Stated task
Return each entry exactly, with none missing.

====== Given records

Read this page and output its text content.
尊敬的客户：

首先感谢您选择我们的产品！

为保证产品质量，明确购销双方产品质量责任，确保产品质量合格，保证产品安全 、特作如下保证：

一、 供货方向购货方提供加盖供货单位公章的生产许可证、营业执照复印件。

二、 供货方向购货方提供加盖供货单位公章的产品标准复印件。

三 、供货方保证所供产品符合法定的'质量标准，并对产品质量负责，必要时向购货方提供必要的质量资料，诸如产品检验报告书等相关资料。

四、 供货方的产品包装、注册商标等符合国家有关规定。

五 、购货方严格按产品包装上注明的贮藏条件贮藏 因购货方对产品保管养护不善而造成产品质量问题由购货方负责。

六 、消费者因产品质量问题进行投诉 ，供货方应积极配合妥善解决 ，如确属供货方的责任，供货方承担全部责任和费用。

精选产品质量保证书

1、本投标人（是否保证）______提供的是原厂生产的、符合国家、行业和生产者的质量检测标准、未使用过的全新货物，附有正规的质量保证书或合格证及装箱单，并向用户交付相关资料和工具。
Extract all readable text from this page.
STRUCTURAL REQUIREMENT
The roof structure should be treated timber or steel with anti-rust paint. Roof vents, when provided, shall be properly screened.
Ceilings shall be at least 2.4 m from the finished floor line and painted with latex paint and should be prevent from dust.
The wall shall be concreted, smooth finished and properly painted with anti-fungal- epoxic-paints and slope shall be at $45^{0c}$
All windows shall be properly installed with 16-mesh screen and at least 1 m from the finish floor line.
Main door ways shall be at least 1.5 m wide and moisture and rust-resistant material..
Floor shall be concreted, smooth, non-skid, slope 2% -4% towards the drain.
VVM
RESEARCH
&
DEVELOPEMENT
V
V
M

============

Output for this task
Read this page and output its text content.
尊敬的客户：

首先感谢您选择我们的产品！

为保证产品质量，明确购销双方产品质量责任，确保产品质量合格，保证产品安全 、特作如下保证：

一、 供货方向购货方提供加盖供货单位公章的生产许可证、营业执照复印件。

二、 供货方向购货方提供加盖供货单位公章的产品标准复印件。

三 、供货方保证所供产品符合法定的'质量标准，并对产品质量负责，必要时向购货方提供必要的质量资料，诸如产品检验报告书等相关资料。

四、 供货方的产品包装、注册商标等符合国家有关规定。

五 、购货方严格按产品包装上注明的贮藏条件贮藏 因购货方对产品保管养护不善而造成产品质量问题由购货方负责。

六 、消费者因产品质量问题进行投诉 ，供货方应积极配合妥善解决 ，如确属供货方的责任，供货方承担全部责任和费用。

精选产品质量保证书

1、本投标人（是否保证）______提供的是原厂生产的、符合国家、行业和生产者的质量检测标准、未使用过的全新货物，附有正规的质量保证书或合格证及装箱单，并向用户交付相关资料和工具。
Extract all readable text from this page.
STRUCTURAL REQUIREMENT
The roof structure should be treated timber or steel with anti-rust paint. Roof vents, when provided, shall be properly screened.
Ceilings shall be at least 2.4 m from the finished floor line and painted with latex paint and should be prevent from dust.
The wall shall be concreted, smooth finished and properly painted with anti-fungal- epoxic-paints and slope shall be at $45^{0c}$
All windows shall be properly installed with 16-mesh screen and at least 1 m from the finish floor line.
Main door ways shall be at least 1.5 m wide and moisture and rust-resistant material..
Floor shall be concreted, smooth, non-skid, slope 2% -4% towards the drain.
VVM
RESEARCH
&
DEVELOPEMENT
V
V
M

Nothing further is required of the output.